# The problem:
Retype the records below word for word and omit any image.

[Start Material to process]

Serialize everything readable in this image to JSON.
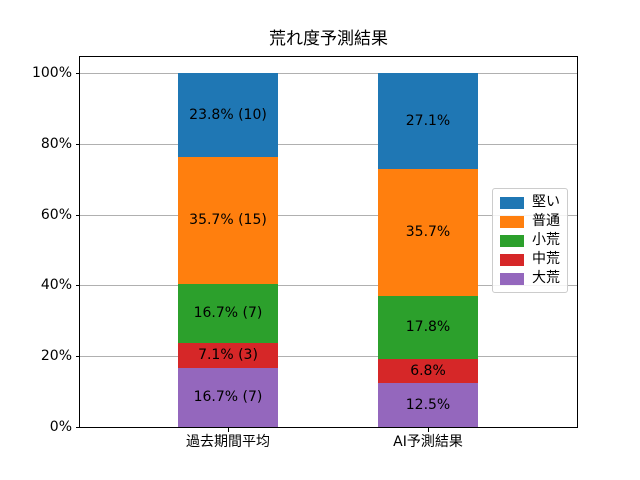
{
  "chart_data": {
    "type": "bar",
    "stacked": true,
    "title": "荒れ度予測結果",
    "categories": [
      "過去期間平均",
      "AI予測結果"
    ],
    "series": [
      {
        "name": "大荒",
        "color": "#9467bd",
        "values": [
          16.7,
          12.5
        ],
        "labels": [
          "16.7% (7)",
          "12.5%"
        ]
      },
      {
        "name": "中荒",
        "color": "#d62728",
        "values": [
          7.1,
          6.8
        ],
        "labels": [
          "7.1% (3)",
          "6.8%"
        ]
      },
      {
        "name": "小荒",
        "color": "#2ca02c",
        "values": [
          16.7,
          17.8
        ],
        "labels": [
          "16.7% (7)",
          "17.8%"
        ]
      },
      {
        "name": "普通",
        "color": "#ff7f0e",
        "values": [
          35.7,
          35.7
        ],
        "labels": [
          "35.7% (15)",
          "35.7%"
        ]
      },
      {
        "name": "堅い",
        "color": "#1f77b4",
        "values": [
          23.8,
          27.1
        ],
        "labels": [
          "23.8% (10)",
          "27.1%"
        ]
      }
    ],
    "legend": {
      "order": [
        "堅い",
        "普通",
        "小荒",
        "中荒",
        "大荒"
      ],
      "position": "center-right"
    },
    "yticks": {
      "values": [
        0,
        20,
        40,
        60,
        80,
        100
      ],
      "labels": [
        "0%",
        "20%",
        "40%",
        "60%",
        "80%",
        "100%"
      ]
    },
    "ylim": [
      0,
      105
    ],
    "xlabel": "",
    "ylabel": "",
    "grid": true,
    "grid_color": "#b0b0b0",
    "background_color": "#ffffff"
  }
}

[End Material to process]

# Reply:
Serialize everything readable in this image to JSON.
{
  "chart_data": {
    "type": "bar",
    "stacked": true,
    "title": "荒れ度予測結果",
    "categories": [
      "過去期間平均",
      "AI予測結果"
    ],
    "series": [
      {
        "name": "大荒",
        "color": "#9467bd",
        "values": [
          16.7,
          12.5
        ],
        "labels": [
          "16.7% (7)",
          "12.5%"
        ]
      },
      {
        "name": "中荒",
        "color": "#d62728",
        "values": [
          7.1,
          6.8
        ],
        "labels": [
          "7.1% (3)",
          "6.8%"
        ]
      },
      {
        "name": "小荒",
        "color": "#2ca02c",
        "values": [
          16.7,
          17.8
        ],
        "labels": [
          "16.7% (7)",
          "17.8%"
        ]
      },
      {
        "name": "普通",
        "color": "#ff7f0e",
        "values": [
          35.7,
          35.7
        ],
        "labels": [
          "35.7% (15)",
          "35.7%"
        ]
      },
      {
        "name": "堅い",
        "color": "#1f77b4",
        "values": [
          23.8,
          27.1
        ],
        "labels": [
          "23.8% (10)",
          "27.1%"
        ]
      }
    ],
    "legend": {
      "order": [
        "堅い",
        "普通",
        "小荒",
        "中荒",
        "大荒"
      ],
      "position": "center-right"
    },
    "yticks": {
      "values": [
        0,
        20,
        40,
        60,
        80,
        100
      ],
      "labels": [
        "0%",
        "20%",
        "40%",
        "60%",
        "80%",
        "100%"
      ]
    },
    "ylim": [
      0,
      105
    ],
    "xlabel": "",
    "ylabel": "",
    "grid": true,
    "grid_color": "#b0b0b0",
    "background_color": "#ffffff"
  }
}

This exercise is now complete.